Instructions for the task = Would you set down every entry shown below, precisely as written?

Supplied material =
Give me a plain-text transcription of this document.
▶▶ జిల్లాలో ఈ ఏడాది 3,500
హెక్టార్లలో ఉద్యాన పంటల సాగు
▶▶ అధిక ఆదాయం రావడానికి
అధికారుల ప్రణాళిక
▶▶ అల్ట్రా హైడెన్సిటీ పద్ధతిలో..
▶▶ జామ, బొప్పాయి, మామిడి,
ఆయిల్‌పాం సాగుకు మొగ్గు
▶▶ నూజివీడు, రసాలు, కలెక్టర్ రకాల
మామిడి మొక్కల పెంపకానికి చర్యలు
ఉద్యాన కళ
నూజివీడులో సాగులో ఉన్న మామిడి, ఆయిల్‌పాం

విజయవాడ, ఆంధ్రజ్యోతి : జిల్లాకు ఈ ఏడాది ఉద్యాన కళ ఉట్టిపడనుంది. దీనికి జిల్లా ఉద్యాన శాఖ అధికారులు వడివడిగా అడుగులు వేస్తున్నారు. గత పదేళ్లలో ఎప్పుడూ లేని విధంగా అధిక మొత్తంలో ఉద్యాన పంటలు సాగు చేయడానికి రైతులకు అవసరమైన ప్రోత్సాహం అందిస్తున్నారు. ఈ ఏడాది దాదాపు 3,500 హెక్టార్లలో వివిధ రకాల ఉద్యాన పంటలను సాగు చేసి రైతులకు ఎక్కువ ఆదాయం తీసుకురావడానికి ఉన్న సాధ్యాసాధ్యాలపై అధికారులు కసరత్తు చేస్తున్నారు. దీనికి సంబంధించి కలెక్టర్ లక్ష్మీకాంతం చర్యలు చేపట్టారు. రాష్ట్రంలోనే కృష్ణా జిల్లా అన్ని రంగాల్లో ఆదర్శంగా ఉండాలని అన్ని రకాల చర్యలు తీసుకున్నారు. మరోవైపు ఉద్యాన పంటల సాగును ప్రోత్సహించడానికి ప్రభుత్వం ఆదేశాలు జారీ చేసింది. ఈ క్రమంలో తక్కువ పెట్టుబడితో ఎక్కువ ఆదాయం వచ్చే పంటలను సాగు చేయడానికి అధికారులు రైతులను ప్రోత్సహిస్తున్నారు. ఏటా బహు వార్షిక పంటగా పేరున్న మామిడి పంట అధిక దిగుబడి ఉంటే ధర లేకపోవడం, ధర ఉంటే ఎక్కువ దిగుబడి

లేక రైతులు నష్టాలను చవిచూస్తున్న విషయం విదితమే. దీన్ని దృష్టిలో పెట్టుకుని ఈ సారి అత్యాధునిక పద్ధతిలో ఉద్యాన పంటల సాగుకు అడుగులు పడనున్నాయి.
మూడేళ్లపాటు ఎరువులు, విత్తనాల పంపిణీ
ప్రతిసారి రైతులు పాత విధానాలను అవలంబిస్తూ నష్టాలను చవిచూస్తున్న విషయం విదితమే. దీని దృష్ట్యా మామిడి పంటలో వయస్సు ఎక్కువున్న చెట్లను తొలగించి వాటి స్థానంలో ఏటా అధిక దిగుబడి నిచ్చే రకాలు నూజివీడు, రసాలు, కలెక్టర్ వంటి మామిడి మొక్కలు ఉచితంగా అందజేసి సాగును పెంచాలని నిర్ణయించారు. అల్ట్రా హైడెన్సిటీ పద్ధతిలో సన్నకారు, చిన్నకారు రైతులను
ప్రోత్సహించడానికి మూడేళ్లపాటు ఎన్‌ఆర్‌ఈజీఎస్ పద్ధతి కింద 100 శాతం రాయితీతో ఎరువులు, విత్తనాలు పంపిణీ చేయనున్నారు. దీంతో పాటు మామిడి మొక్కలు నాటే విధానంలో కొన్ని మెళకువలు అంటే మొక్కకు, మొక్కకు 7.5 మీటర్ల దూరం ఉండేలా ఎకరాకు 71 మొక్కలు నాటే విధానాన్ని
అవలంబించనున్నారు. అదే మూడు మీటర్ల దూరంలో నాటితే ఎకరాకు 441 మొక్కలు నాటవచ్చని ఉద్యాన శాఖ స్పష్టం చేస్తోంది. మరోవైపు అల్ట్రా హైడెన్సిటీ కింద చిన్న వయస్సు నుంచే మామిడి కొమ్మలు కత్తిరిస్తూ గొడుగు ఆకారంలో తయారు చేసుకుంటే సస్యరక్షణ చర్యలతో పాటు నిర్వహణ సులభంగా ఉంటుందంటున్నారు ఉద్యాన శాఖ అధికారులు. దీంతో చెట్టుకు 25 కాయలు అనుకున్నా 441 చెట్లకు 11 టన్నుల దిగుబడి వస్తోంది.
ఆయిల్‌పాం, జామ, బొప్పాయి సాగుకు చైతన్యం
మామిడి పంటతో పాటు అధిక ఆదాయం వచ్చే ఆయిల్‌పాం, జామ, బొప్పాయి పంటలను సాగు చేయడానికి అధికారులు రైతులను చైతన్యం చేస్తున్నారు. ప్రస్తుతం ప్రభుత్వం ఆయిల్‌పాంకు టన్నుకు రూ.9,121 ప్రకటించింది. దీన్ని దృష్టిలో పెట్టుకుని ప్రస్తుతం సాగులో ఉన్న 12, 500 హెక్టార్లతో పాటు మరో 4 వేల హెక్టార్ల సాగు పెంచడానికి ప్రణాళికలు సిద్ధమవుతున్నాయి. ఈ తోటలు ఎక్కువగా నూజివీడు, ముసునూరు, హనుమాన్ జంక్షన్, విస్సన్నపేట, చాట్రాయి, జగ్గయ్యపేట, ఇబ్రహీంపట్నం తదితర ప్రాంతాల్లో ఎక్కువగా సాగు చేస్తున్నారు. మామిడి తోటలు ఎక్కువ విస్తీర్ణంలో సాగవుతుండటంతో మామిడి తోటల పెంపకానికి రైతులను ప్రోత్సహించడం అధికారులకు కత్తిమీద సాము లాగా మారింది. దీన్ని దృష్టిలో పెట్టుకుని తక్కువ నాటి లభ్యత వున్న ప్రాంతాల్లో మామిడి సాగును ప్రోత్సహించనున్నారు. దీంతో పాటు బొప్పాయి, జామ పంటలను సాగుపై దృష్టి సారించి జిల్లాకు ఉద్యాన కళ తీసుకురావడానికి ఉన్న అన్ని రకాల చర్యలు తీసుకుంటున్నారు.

Result of this task =
Give me a plain-text transcription of this document.
▶▶ జిల్లాలో ఈ ఏడాది 3,500
హెక్టార్లలో ఉద్యాన పంటల సాగు
▶▶ అధిక ఆదాయం రావడానికి
అధికారుల ప్రణాళిక
▶▶ అల్ట్రా హైడెన్సిటీ పద్ధతిలో..
▶▶ జామ, బొప్పాయి, మామిడి,
ఆయిల్‌పాం సాగుకు మొగ్గు
▶▶ నూజివీడు, రసాలు, కలెక్టర్ రకాల
మామిడి మొక్కల పెంపకానికి చర్యలు
ఉద్యాన కళ
నూజివీడులో సాగులో ఉన్న మామిడి, ఆయిల్‌పాం

విజయవాడ, ఆంధ్రజ్యోతి : జిల్లాకు ఈ ఏడాది ఉద్యాన కళ ఉట్టిపడనుంది. దీనికి జిల్లా ఉద్యాన శాఖ అధికారులు వడివడిగా అడుగులు వేస్తున్నారు. గత పదేళ్లలో ఎప్పుడూ లేని విధంగా అధిక మొత్తంలో ఉద్యాన పంటలు సాగు చేయడానికి రైతులకు అవసరమైన ప్రోత్సాహం అందిస్తున్నారు. ఈ ఏడాది దాదాపు 3,500 హెక్టార్లలో వివిధ రకాల ఉద్యాన పంటలను సాగు చేసి రైతులకు ఎక్కువ ఆదాయం తీసుకురావడానికి ఉన్న సాధ్యాసాధ్యాలపై అధికారులు కసరత్తు చేస్తున్నారు. దీనికి సంబంధించి కలెక్టర్ లక్ష్మీకాంతం చర్యలు చేపట్టారు. రాష్ట్రంలోనే కృష్ణా జిల్లా అన్ని రంగాల్లో ఆదర్శంగా ఉండాలని అన్ని రకాల చర్యలు తీసుకున్నారు. మరోవైపు ఉద్యాన పంటల సాగును ప్రోత్సహించడానికి ప్రభుత్వం ఆదేశాలు జారీ చేసింది. ఈ క్రమంలో తక్కువ పెట్టుబడితో ఎక్కువ ఆదాయం వచ్చే పంటలను సాగు చేయడానికి అధికారులు రైతులను ప్రోత్సహిస్తున్నారు. ఏటా బహు వార్షిక పంటగా పేరున్న మామిడి పంట అధిక దిగుబడి ఉంటే ధర లేకపోవడం, ధర ఉంటే ఎక్కువ దిగుబడి

లేక రైతులు నష్టాలను చవిచూస్తున్న విషయం విదితమే. దీన్ని దృష్టిలో పెట్టుకుని ఈ సారి అత్యాధునిక పద్ధతిలో ఉద్యాన పంటల సాగుకు అడుగులు పడనున్నాయి.
మూడేళ్లపాటు ఎరువులు, విత్తనాల పంపిణీ
ప్రతిసారి రైతులు పాత విధానాలను అవలంబిస్తూ నష్టాలను చవిచూస్తున్న విషయం విదితమే. దీని దృష్ట్యా మామిడి పంటలో వయస్సు ఎక్కువున్న చెట్లను తొలగించి వాటి స్థానంలో ఏటా అధిక దిగుబడి నిచ్చే రకాలు నూజివీడు, రసాలు, కలెక్టర్ వంటి మామిడి మొక్కలు ఉచితంగా అందజేసి సాగును పెంచాలని నిర్ణయించారు. అల్ట్రా హైడెన్సిటీ పద్ధతిలో సన్నకారు, చిన్నకారు రైతులను
ప్రోత్సహించడానికి మూడేళ్లపాటు ఎన్‌ఆర్‌ఈజీఎస్ పద్ధతి కింద 100 శాతం రాయితీతో ఎరువులు, విత్తనాలు పంపిణీ చేయనున్నారు. దీంతో పాటు మామిడి మొక్కలు నాటే విధానంలో కొన్ని మెళకువలు అంటే మొక్కకు, మొక్కకు 7.5 మీటర్ల దూరం ఉండేలా ఎకరాకు 71 మొక్కలు నాటే విధానాన్ని
అవలంబించనున్నారు. అదే మూడు మీటర్ల దూరంలో నాటితే ఎకరాకు 441 మొక్కలు నాటవచ్చని ఉద్యాన శాఖ స్పష్టం చేస్తోంది. మరోవైపు అల్ట్రా హైడెన్సిటీ కింద చిన్న వయస్సు నుంచే మామిడి కొమ్మలు కత్తిరిస్తూ గొడుగు ఆకారంలో తయారు చేసుకుంటే సస్యరక్షణ చర్యలతో పాటు నిర్వహణ సులభంగా ఉంటుందంటున్నారు ఉద్యాన శాఖ అధికారులు. దీంతో చెట్టుకు 25 కాయలు అనుకున్నా 441 చెట్లకు 11 టన్నుల దిగుబడి వస్తోంది.
ఆయిల్‌పాం, జామ, బొప్పాయి సాగుకు చైతన్యం
మామిడి పంటతో పాటు అధిక ఆదాయం వచ్చే ఆయిల్‌పాం, జామ, బొప్పాయి పంటలను సాగు చేయడానికి అధికారులు రైతులను చైతన్యం చేస్తున్నారు. ప్రస్తుతం ప్రభుత్వం ఆయిల్‌పాంకు టన్నుకు రూ.9,121 ప్రకటించింది. దీన్ని దృష్టిలో పెట్టుకుని ప్రస్తుతం సాగులో ఉన్న 12, 500 హెక్టార్లతో పాటు మరో 4 వేల హెక్టార్ల సాగు పెంచడానికి ప్రణాళికలు సిద్ధమవుతున్నాయి. ఈ తోటలు ఎక్కువగా నూజివీడు, ముసునూరు, హనుమాన్ జంక్షన్, విస్సన్నపేట, చాట్రాయి, జగ్గయ్యపేట, ఇబ్రహీంపట్నం తదితర ప్రాంతాల్లో ఎక్కువగా సాగు చేస్తున్నారు. మామిడి తోటలు ఎక్కువ విస్తీర్ణంలో సాగవుతుండటంతో మామిడి తోటల పెంపకానికి రైతులను ప్రోత్సహించడం అధికారులకు కత్తిమీద సాము లాగా మారింది. దీన్ని దృష్టిలో పెట్టుకుని తక్కువ నాటి లభ్యత వున్న ప్రాంతాల్లో మామిడి సాగును ప్రోత్సహించనున్నారు. దీంతో పాటు బొప్పాయి, జామ పంటలను సాగుపై దృష్టి సారించి జిల్లాకు ఉద్యాన కళ తీసుకురావడానికి ఉన్న అన్ని రకాల చర్యలు తీసుకుంటున్నారు.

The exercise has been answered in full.